Exercise passage
--- START ---

Cryptocoryne is a genus of aquatic plants from the family Araceae. The genus is naturally distributed in tropical regions of India, Southeast Asia and New Guinea.

The typical habitats of Cryptocoryne are mostly streams and rivers with not too rapidly flowing water, in the lowland forest. They also live in seasonally inundated forest pools or on river banks submerged only at high water. Although the proper scientific name of the genus is Cryptocoryne, they are commonly referred to as crypts. The English name "water trumpet" refers to their inflorescence, a spadix enclosed by a spathe (typical for the whole family), which resembles a trumpet.

The first Cryptocoryne species was described in 1779 as Arum spirale by Retzius. The genus was described by Friedrich Ernst Ludwig von Fischer in 1828. However, the scientific classification of Cryptocoryne species is very complicated and there are different opinions about it. Lagenandra is another genus closely related to the genus Cryptocoryne. The two can be easily told apart since the leaves of Cryptocoryne species exhibit convolute vernation whereas Lagenandra species exhibit involute vernation.

The name Cryptocoryne is derived from the Greek crypto, hidden, and koryne, meaning club. The common name (water trumpet) refers to the shape of its inflorescence, which is typical of the Araceae family.

Cultivation and uses 

Some Cryptocoryne are popular commercially cultivated aquarium plants. Submerged plants reproduce vegetatively, emerse plants may flower and reproduce sexually. Many species are cultivated only by dedicated experts and are very hard to grow, or are not present in a culture at all. Some species are endangered because their natural habitats are disappearing. On the other hand, some water trumpets (e.g. Cryptocoryne beckettii) are very hardy aquarium plants, easy to grow to the point that they have become an invasive species after being introduced in Florida in North America. 

Cryptocoryne is either found in peat bogs or on limestone; the latter do well in most aquaria, the former must have soft water to survive and need decomposing beech leaf litter to do well. C. striolata, while found primarily in peat bogs, has also been found growing on limestone. Borneo is home to many endemic crypts previously thought to grow only in tea-colored soft acid water emulating peat bogs but exploration of habitats from 2005 to 2010 showed about half grew on limestone as well. These hardwater Cryptocorynes are generally the easier ones to keep (in fact, some species, such as Cryptocoryne wendtii are said to be among the most versatile of aquarium plants); they tolerate low or bright light but grow faster in more intense light. This water plant's range is around 12 to 33 °C, and slightly alkaline to neutral pH.

--- END ---

Data records
--- START ---

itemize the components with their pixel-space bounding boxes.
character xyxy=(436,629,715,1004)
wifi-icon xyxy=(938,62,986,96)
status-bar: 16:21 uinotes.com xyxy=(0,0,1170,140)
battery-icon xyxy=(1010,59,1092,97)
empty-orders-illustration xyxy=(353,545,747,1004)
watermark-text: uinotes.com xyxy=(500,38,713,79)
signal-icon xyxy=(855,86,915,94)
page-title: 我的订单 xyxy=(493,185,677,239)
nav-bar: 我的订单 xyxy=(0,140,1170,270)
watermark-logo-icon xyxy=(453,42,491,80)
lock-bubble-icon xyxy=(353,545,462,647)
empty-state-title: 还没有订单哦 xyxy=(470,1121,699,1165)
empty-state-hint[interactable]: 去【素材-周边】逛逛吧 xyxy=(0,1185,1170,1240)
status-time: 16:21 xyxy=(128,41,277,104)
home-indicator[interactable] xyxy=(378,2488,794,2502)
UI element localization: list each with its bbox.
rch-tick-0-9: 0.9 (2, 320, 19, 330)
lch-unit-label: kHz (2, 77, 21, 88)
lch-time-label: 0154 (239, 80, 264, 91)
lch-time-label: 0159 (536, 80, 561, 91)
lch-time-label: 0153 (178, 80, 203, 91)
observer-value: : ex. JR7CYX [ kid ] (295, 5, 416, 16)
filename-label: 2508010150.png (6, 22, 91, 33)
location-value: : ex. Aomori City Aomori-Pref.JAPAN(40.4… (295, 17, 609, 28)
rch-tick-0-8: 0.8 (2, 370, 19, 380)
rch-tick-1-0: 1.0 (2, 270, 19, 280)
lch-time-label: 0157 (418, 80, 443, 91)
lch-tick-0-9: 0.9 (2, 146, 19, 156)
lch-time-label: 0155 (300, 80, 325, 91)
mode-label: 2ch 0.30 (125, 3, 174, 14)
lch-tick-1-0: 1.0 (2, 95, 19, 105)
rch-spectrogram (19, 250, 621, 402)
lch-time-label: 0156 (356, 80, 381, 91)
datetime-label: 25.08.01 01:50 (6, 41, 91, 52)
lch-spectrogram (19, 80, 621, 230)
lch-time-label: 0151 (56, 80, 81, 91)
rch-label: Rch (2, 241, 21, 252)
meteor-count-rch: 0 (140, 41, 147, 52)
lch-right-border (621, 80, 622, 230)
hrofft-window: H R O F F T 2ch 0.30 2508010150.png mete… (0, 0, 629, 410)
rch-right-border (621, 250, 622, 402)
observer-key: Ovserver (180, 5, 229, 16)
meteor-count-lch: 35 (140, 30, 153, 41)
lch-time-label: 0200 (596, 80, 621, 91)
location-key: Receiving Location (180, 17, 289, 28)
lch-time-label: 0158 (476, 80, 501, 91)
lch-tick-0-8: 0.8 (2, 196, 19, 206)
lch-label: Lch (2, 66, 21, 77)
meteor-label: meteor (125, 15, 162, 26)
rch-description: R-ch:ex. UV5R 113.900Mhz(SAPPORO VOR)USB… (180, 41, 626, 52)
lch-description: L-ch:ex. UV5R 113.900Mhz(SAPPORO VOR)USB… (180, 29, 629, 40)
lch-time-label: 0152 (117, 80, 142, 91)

--- END ---

Assignment
Output the part of the Cryptocoryne text between "Some Cryptocoryne are" and "in North America.", inclusive. The items aren't needed for what follows.

Solution to this problem
Some Cryptocoryne are popular commercially cultivated aquarium plants. Submerged plants reproduce vegetatively, emerse plants may flower and reproduce sexually. Many species are cultivated only by dedicated experts and are very hard to grow, or are not present in a culture at all. Some species are endangered because their natural habitats are disappearing. On the other hand, some water trumpets (e.g. Cryptocoryne beckettii) are very hardy aquarium plants, easy to grow to the point that they have become an invasive species after being introduced in Florida in North America.